Task details ▸
Gather each line in the entries that includes the string "name".
____ Available data
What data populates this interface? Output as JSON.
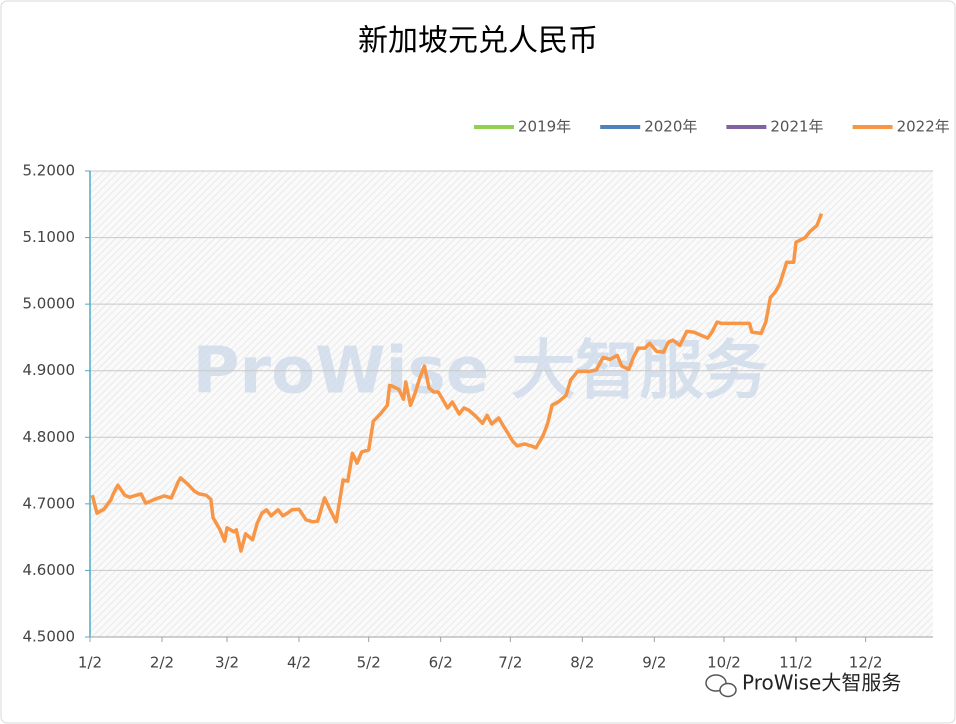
{
  "chart_data": {
    "type": "line",
    "title": "新加坡元兑人民币",
    "watermark": "ProWise 大智服务",
    "footer": "ProWise大智服务",
    "xlim": [
      2,
      365
    ],
    "xticks": [
      {
        "value": 2,
        "label": "1/2"
      },
      {
        "value": 33,
        "label": "2/2"
      },
      {
        "value": 61,
        "label": "3/2"
      },
      {
        "value": 92,
        "label": "4/2"
      },
      {
        "value": 122,
        "label": "5/2"
      },
      {
        "value": 153,
        "label": "6/2"
      },
      {
        "value": 183,
        "label": "7/2"
      },
      {
        "value": 214,
        "label": "8/2"
      },
      {
        "value": 245,
        "label": "9/2"
      },
      {
        "value": 275,
        "label": "10/2"
      },
      {
        "value": 306,
        "label": "11/2"
      },
      {
        "value": 336,
        "label": "12/2"
      }
    ],
    "ylim": [
      4.5,
      5.2
    ],
    "yticks": [
      {
        "value": 4.5,
        "label": "4.5000"
      },
      {
        "value": 4.6,
        "label": "4.6000"
      },
      {
        "value": 4.7,
        "label": "4.7000"
      },
      {
        "value": 4.8,
        "label": "4.8000"
      },
      {
        "value": 4.9,
        "label": "4.9000"
      },
      {
        "value": 5.0,
        "label": "5.0000"
      },
      {
        "value": 5.1,
        "label": "5.1000"
      },
      {
        "value": 5.2,
        "label": "5.2000"
      }
    ],
    "grid": true,
    "legend": "top-right",
    "series": [
      {
        "name": "2019年",
        "color": "#92d050",
        "x": [],
        "values": []
      },
      {
        "name": "2020年",
        "color": "#4f81bd",
        "x": [],
        "values": []
      },
      {
        "name": "2021年",
        "color": "#8064a2",
        "x": [],
        "values": []
      },
      {
        "name": "2022年",
        "color": "#f79646",
        "x": [
          3,
          5,
          8,
          11,
          12,
          14,
          17,
          19,
          24,
          26,
          30,
          34,
          37,
          40,
          41,
          44,
          47,
          49,
          52,
          54,
          55,
          58,
          60,
          61,
          64,
          65,
          67,
          69,
          72,
          74,
          76,
          78,
          80,
          83,
          85,
          87,
          89,
          92,
          95,
          98,
          100,
          103,
          105,
          108,
          111,
          113,
          115,
          117,
          119,
          122,
          124,
          127,
          130,
          131,
          132,
          135,
          137,
          138,
          140,
          142,
          144,
          146,
          148,
          150,
          152,
          154,
          156,
          158,
          161,
          163,
          165,
          168,
          171,
          173,
          175,
          178,
          180,
          182,
          184,
          186,
          189,
          192,
          194,
          197,
          199,
          201,
          204,
          207,
          209,
          212,
          215,
          217,
          220,
          223,
          226,
          229,
          231,
          234,
          236,
          238,
          241,
          243,
          246,
          249,
          251,
          253,
          256,
          259,
          262,
          264,
          268,
          270,
          272,
          274,
          280,
          286,
          287,
          291,
          293,
          295,
          297,
          299,
          302,
          305,
          306,
          310,
          312,
          315,
          317
        ],
        "values": [
          4.713,
          4.686,
          4.692,
          4.706,
          4.715,
          4.728,
          4.713,
          4.71,
          4.715,
          4.701,
          4.707,
          4.712,
          4.709,
          4.733,
          4.739,
          4.73,
          4.719,
          4.715,
          4.713,
          4.707,
          4.679,
          4.661,
          4.644,
          4.664,
          4.658,
          4.661,
          4.629,
          4.655,
          4.646,
          4.671,
          4.686,
          4.691,
          4.682,
          4.691,
          4.682,
          4.686,
          4.691,
          4.692,
          4.676,
          4.673,
          4.674,
          4.709,
          4.694,
          4.673,
          4.736,
          4.734,
          4.776,
          4.761,
          4.778,
          4.781,
          4.824,
          4.835,
          4.848,
          4.878,
          4.877,
          4.872,
          4.857,
          4.883,
          4.848,
          4.866,
          4.889,
          4.907,
          4.874,
          4.868,
          4.868,
          4.856,
          4.844,
          4.853,
          4.835,
          4.844,
          4.841,
          4.832,
          4.821,
          4.833,
          4.82,
          4.829,
          4.817,
          4.806,
          4.794,
          4.787,
          4.79,
          4.787,
          4.784,
          4.802,
          4.82,
          4.848,
          4.854,
          4.863,
          4.886,
          4.899,
          4.899,
          4.899,
          4.901,
          4.92,
          4.917,
          4.923,
          4.907,
          4.902,
          4.92,
          4.934,
          4.934,
          4.941,
          4.929,
          4.928,
          4.943,
          4.946,
          4.938,
          4.959,
          4.958,
          4.955,
          4.949,
          4.959,
          4.973,
          4.971,
          4.971,
          4.971,
          4.958,
          4.956,
          4.973,
          5.01,
          5.018,
          5.03,
          5.063,
          5.063,
          5.093,
          5.1,
          5.109,
          5.118,
          5.136
        ]
      }
    ]
  }
}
________
Full output ▸
        "name": "2019年",
        "name": "2020年",
        "name": "2021年",
        "name": "2022年",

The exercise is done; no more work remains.